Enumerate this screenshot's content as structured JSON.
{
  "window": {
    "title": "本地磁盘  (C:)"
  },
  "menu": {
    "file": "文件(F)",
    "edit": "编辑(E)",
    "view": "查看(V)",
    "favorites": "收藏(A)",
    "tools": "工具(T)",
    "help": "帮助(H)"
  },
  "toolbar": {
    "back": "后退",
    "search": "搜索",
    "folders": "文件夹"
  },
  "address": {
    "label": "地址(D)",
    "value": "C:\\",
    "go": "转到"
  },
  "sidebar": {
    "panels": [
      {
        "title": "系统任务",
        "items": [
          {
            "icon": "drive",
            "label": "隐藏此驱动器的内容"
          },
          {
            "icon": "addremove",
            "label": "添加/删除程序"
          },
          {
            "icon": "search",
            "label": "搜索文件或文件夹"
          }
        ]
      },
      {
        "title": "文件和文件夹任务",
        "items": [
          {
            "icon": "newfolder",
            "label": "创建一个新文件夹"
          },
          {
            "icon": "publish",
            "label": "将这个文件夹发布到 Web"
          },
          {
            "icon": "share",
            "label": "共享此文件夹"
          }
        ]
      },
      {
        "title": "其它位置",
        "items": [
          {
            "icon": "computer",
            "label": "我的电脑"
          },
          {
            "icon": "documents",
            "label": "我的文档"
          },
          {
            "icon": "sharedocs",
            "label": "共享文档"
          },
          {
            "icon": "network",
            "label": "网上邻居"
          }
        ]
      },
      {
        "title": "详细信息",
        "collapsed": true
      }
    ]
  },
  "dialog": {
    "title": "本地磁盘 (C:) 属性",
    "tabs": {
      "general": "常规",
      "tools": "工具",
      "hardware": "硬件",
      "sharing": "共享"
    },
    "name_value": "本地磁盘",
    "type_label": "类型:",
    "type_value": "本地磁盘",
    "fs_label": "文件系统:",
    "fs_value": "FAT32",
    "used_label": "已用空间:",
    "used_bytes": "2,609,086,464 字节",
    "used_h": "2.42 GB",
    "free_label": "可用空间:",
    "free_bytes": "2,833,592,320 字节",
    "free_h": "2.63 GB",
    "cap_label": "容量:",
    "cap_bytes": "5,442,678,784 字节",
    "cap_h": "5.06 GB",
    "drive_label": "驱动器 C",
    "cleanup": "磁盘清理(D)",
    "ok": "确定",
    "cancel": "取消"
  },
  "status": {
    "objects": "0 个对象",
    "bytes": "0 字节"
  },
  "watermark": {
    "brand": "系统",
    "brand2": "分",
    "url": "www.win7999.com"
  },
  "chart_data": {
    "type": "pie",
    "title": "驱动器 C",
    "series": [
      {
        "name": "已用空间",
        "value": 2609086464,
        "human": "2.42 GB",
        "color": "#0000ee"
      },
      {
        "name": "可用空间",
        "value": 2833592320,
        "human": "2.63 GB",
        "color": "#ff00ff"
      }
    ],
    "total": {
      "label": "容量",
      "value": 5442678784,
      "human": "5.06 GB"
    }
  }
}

------------------------------------------------

**TASK DETAILS:** Transcribe the material above in its entirety. Match it exactly.

**RESPONSE TO THIS TASK:**
Enumerate this screenshot's content as structured JSON.
{
  "window": {
    "title": "本地磁盘  (C:)"
  },
  "menu": {
    "file": "文件(F)",
    "edit": "编辑(E)",
    "view": "查看(V)",
    "favorites": "收藏(A)",
    "tools": "工具(T)",
    "help": "帮助(H)"
  },
  "toolbar": {
    "back": "后退",
    "search": "搜索",
    "folders": "文件夹"
  },
  "address": {
    "label": "地址(D)",
    "value": "C:\\",
    "go": "转到"
  },
  "sidebar": {
    "panels": [
      {
        "title": "系统任务",
        "items": [
          {
            "icon": "drive",
            "label": "隐藏此驱动器的内容"
          },
          {
            "icon": "addremove",
            "label": "添加/删除程序"
          },
          {
            "icon": "search",
            "label": "搜索文件或文件夹"
          }
        ]
      },
      {
        "title": "文件和文件夹任务",
        "items": [
          {
            "icon": "newfolder",
            "label": "创建一个新文件夹"
          },
          {
            "icon": "publish",
            "label": "将这个文件夹发布到 Web"
          },
          {
            "icon": "share",
            "label": "共享此文件夹"
          }
        ]
      },
      {
        "title": "其它位置",
        "items": [
          {
            "icon": "computer",
            "label": "我的电脑"
          },
          {
            "icon": "documents",
            "label": "我的文档"
          },
          {
            "icon": "sharedocs",
            "label": "共享文档"
          },
          {
            "icon": "network",
            "label": "网上邻居"
          }
        ]
      },
      {
        "title": "详细信息",
        "collapsed": true
      }
    ]
  },
  "dialog": {
    "title": "本地磁盘 (C:) 属性",
    "tabs": {
      "general": "常规",
      "tools": "工具",
      "hardware": "硬件",
      "sharing": "共享"
    },
    "name_value": "本地磁盘",
    "type_label": "类型:",
    "type_value": "本地磁盘",
    "fs_label": "文件系统:",
    "fs_value": "FAT32",
    "used_label": "已用空间:",
    "used_bytes": "2,609,086,464 字节",
    "used_h": "2.42 GB",
    "free_label": "可用空间:",
    "free_bytes": "2,833,592,320 字节",
    "free_h": "2.63 GB",
    "cap_label": "容量:",
    "cap_bytes": "5,442,678,784 字节",
    "cap_h": "5.06 GB",
    "drive_label": "驱动器 C",
    "cleanup": "磁盘清理(D)",
    "ok": "确定",
    "cancel": "取消"
  },
  "status": {
    "objects": "0 个对象",
    "bytes": "0 字节"
  },
  "watermark": {
    "brand": "系统",
    "brand2": "分",
    "url": "www.win7999.com"
  },
  "chart_data": {
    "type": "pie",
    "title": "驱动器 C",
    "series": [
      {
        "name": "已用空间",
        "value": 2609086464,
        "human": "2.42 GB",
        "color": "#0000ee"
      },
      {
        "name": "可用空间",
        "value": 2833592320,
        "human": "2.63 GB",
        "color": "#ff00ff"
      }
    ],
    "total": {
      "label": "容量",
      "value": 5442678784,
      "human": "5.06 GB"
    }
  }
}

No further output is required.